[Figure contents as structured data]
===
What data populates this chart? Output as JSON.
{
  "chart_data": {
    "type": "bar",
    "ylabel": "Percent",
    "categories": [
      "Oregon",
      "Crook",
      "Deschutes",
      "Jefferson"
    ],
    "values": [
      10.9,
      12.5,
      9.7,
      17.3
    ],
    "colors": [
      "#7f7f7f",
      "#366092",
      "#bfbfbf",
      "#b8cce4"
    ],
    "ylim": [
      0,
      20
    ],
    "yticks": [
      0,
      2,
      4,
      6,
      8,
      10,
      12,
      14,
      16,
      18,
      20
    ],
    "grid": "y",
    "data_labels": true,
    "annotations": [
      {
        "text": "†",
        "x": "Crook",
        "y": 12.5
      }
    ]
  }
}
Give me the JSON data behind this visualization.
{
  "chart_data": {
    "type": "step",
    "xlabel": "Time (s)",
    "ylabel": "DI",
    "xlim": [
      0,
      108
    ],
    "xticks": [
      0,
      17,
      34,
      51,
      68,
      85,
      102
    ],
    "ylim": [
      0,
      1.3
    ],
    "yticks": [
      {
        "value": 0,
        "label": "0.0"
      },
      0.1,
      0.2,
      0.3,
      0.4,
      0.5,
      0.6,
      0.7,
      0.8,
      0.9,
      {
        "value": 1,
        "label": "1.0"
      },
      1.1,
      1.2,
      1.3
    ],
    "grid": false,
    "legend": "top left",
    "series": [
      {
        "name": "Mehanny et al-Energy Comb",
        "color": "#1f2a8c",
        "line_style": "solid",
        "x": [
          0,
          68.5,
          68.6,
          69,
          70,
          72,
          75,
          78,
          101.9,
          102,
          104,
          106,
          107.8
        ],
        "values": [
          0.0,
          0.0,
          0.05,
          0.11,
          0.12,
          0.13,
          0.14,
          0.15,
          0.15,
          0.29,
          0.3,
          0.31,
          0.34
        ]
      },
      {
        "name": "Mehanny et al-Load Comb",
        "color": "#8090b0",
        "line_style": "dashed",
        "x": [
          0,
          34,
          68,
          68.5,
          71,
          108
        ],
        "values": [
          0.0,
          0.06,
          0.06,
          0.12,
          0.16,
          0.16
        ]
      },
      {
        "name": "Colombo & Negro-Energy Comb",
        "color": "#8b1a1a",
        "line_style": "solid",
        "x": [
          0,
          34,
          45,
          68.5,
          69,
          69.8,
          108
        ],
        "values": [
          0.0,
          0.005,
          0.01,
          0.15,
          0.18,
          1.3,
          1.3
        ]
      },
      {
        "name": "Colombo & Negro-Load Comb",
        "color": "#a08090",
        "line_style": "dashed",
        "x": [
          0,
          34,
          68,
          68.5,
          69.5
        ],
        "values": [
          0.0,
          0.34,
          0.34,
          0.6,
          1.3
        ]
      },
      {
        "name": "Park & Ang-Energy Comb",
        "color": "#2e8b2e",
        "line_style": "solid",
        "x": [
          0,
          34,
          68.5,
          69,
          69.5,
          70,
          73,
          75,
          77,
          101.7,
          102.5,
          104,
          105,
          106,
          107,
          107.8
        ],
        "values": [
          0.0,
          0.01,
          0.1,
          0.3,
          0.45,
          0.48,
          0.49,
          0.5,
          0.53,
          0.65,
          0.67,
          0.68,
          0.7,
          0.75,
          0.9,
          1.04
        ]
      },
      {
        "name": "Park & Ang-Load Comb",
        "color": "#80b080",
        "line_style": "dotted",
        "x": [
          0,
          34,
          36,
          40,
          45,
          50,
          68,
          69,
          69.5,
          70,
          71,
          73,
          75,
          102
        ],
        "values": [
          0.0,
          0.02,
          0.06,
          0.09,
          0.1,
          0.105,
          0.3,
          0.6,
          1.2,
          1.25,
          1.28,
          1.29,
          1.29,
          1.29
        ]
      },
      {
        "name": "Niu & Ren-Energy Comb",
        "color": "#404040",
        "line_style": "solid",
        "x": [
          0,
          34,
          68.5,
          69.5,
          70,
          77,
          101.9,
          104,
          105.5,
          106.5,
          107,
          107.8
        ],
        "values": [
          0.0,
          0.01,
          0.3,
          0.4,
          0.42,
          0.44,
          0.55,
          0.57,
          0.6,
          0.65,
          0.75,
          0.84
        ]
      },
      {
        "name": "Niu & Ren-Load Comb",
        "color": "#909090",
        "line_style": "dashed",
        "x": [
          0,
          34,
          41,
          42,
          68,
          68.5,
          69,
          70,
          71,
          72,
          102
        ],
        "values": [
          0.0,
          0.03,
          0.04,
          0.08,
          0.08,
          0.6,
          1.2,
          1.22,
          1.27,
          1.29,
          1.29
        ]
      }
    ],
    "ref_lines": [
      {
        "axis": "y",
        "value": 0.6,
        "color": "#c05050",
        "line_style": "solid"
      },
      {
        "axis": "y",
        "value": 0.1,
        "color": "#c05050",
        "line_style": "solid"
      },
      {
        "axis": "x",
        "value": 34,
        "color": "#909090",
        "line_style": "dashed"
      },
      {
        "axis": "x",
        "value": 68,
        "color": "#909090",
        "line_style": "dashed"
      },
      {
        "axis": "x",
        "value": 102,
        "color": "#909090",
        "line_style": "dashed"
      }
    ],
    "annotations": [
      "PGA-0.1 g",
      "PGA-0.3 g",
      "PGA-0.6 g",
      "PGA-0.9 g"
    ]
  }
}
===
• Exercise: Scan the listing above for the word "Mehanny" and show each line where it is found.

• Output:
        "name": "Mehanny et al-Energy Comb",
        "name": "Mehanny et al-Load Comb",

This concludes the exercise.